• _Exercise goal_: Images are not part of the copy; write out the rest of the data exactly as given.

• _Excerpted records_:
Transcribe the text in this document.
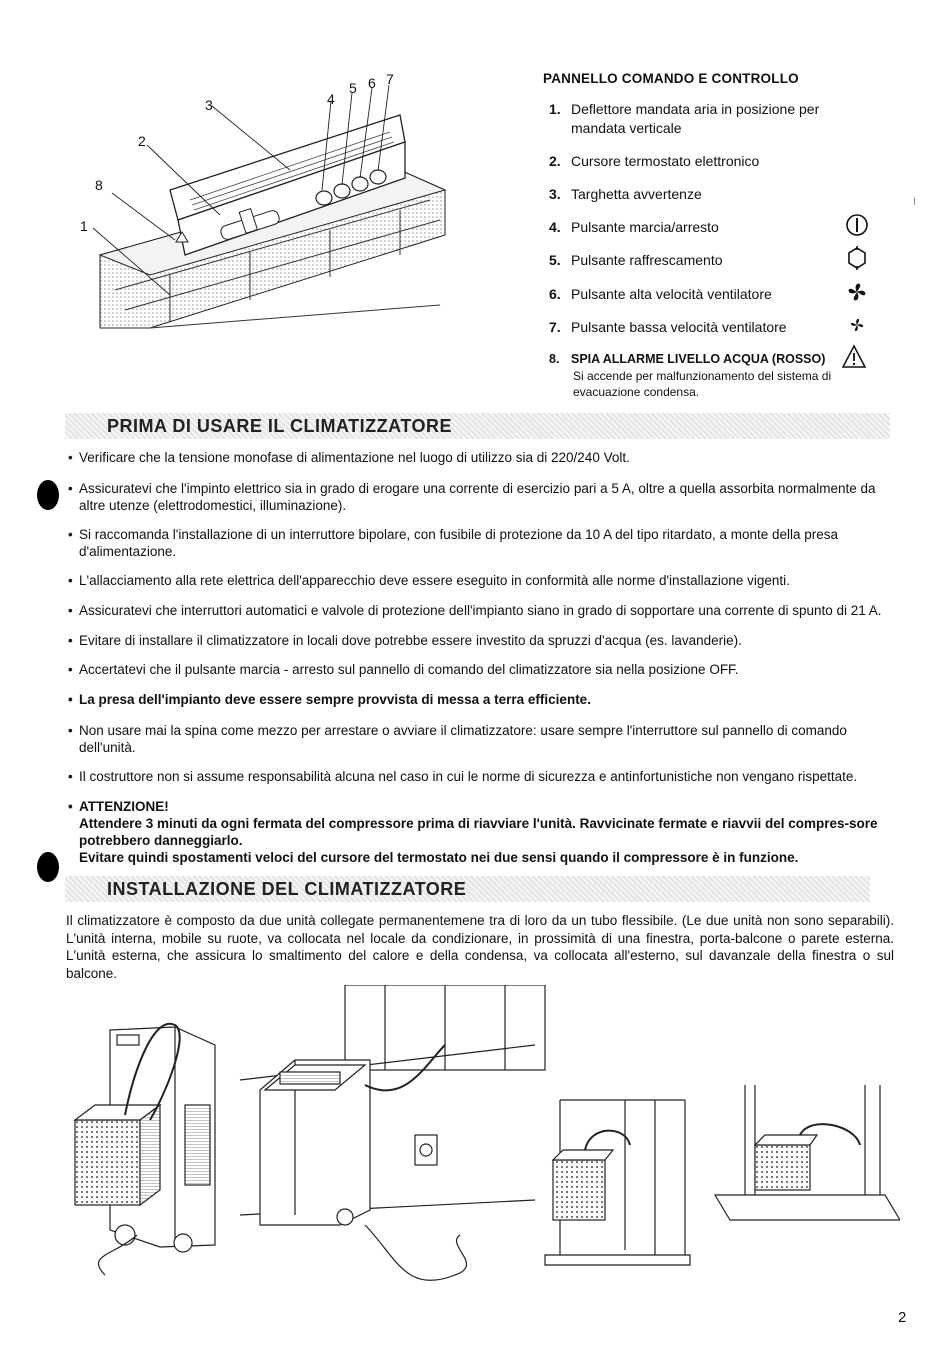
1
2
3	4
5 6 7
8
PANNELLO COMANDO E CONTROLLO
1. Deflettore mandata aria in posizione per mandata verticale
2. Cursore termostato elettronico
3. Targhetta avvertenze
4. Pulsante marcia/arresto
5. Pulsante raffrescamento
6. Pulsante alta velocità ventilatore
7. Pulsante bassa velocità ventilatore
8. SPIA ALLARME LIVELLO ACQUA (ROSSO)
Si accende per malfunzionamento del sistema di evacuazione condensa.
I
PRIMA DI USARE IL CLIMATIZZATORE
• Verificare che la tensione monofase di alimentazione nel luogo di utilizzo sia di 220/240 Volt.
• Assicuratevi che l'impinto elettrico sia in grado di erogare una corrente di esercizio pari a 5 A, oltre a quella assorbita normalmente da altre utenze (elettrodomestici, illuminazione).
• Si raccomanda l'installazione di un interruttore bipolare, con fusibile di protezione da 10 A del tipo ritardato, a monte della presa d'alimentazione.
• L'allacciamento alla rete elettrica dell'apparecchio deve essere eseguito in conformità alle norme d'installazione vigenti.
• Assicuratevi che interruttori automatici e valvole di protezione dell'impianto siano in grado di sopportare una corrente di spunto di 21 A.
• Evitare di installare il climatizzatore in locali dove potrebbe essere investito da spruzzi d'acqua (es. lavanderie).
• Accertatevi che il pulsante marcia - arresto sul pannello di comando del climatizzatore sia nella posizione OFF.
• La presa dell'impianto deve essere sempre provvista di messa a terra efficiente.
• Non usare mai la spina come mezzo per arrestare o avviare il climatizzatore: usare sempre l'interruttore sul pannello di comando dell'unità.
• Il costruttore non si assume responsabilità alcuna nel caso in cui le norme di sicurezza e antinfortunistiche non vengano rispettate.
• ATTENZIONE!
Attendere 3 minuti da ogni fermata del compressore prima di riavviare l'unità. Ravvicinate fermate e riavvii del compres-sore potrebbero danneggiarlo.
Evitare quindi spostamenti veloci del cursore del termostato nei due sensi quando il compressore è in funzione.
INSTALLAZIONE DEL CLIMATIZZATORE
Il climatizzatore è composto da due unità collegate permanentemene tra di loro da un tubo flessibile. (Le due unità non sono separabili). L'unità interna, mobile su ruote, va collocata nel locale da condizionare, in prossimità di una finestra, porta-balcone o parete esterna. L'unità esterna, che assicura lo smaltimento del calore e della condensa, va collocata all'esterno, sul davanzale della finestra o sul balcone.
2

• _Complete response_:
Transcribe the text in this document.
1
2
3	4
5 6 7
8
PANNELLO COMANDO E CONTROLLO
1. Deflettore mandata aria in posizione per mandata verticale
2. Cursore termostato elettronico
3. Targhetta avvertenze
4. Pulsante marcia/arresto
5. Pulsante raffrescamento
6. Pulsante alta velocità ventilatore
7. Pulsante bassa velocità ventilatore
8. SPIA ALLARME LIVELLO ACQUA (ROSSO)
Si accende per malfunzionamento del sistema di evacuazione condensa.
I
PRIMA DI USARE IL CLIMATIZZATORE
• Verificare che la tensione monofase di alimentazione nel luogo di utilizzo sia di 220/240 Volt.
• Assicuratevi che l'impinto elettrico sia in grado di erogare una corrente di esercizio pari a 5 A, oltre a quella assorbita normalmente da altre utenze (elettrodomestici, illuminazione).
• Si raccomanda l'installazione di un interruttore bipolare, con fusibile di protezione da 10 A del tipo ritardato, a monte della presa d'alimentazione.
• L'allacciamento alla rete elettrica dell'apparecchio deve essere eseguito in conformità alle norme d'installazione vigenti.
• Assicuratevi che interruttori automatici e valvole di protezione dell'impianto siano in grado di sopportare una corrente di spunto di 21 A.
• Evitare di installare il climatizzatore in locali dove potrebbe essere investito da spruzzi d'acqua (es. lavanderie).
• Accertatevi che il pulsante marcia - arresto sul pannello di comando del climatizzatore sia nella posizione OFF.
• La presa dell'impianto deve essere sempre provvista di messa a terra efficiente.
• Non usare mai la spina come mezzo per arrestare o avviare il climatizzatore: usare sempre l'interruttore sul pannello di comando dell'unità.
• Il costruttore non si assume responsabilità alcuna nel caso in cui le norme di sicurezza e antinfortunistiche non vengano rispettate.
• ATTENZIONE!
Attendere 3 minuti da ogni fermata del compressore prima di riavviare l'unità. Ravvicinate fermate e riavvii del compres-sore potrebbero danneggiarlo.
Evitare quindi spostamenti veloci del cursore del termostato nei due sensi quando il compressore è in funzione.
INSTALLAZIONE DEL CLIMATIZZATORE
Il climatizzatore è composto da due unità collegate permanentemene tra di loro da un tubo flessibile. (Le due unità non sono separabili). L'unità interna, mobile su ruote, va collocata nel locale da condizionare, in prossimità di una finestra, porta-balcone o parete esterna. L'unità esterna, che assicura lo smaltimento del calore e della condensa, va collocata all'esterno, sul davanzale della finestra o sul balcone.
2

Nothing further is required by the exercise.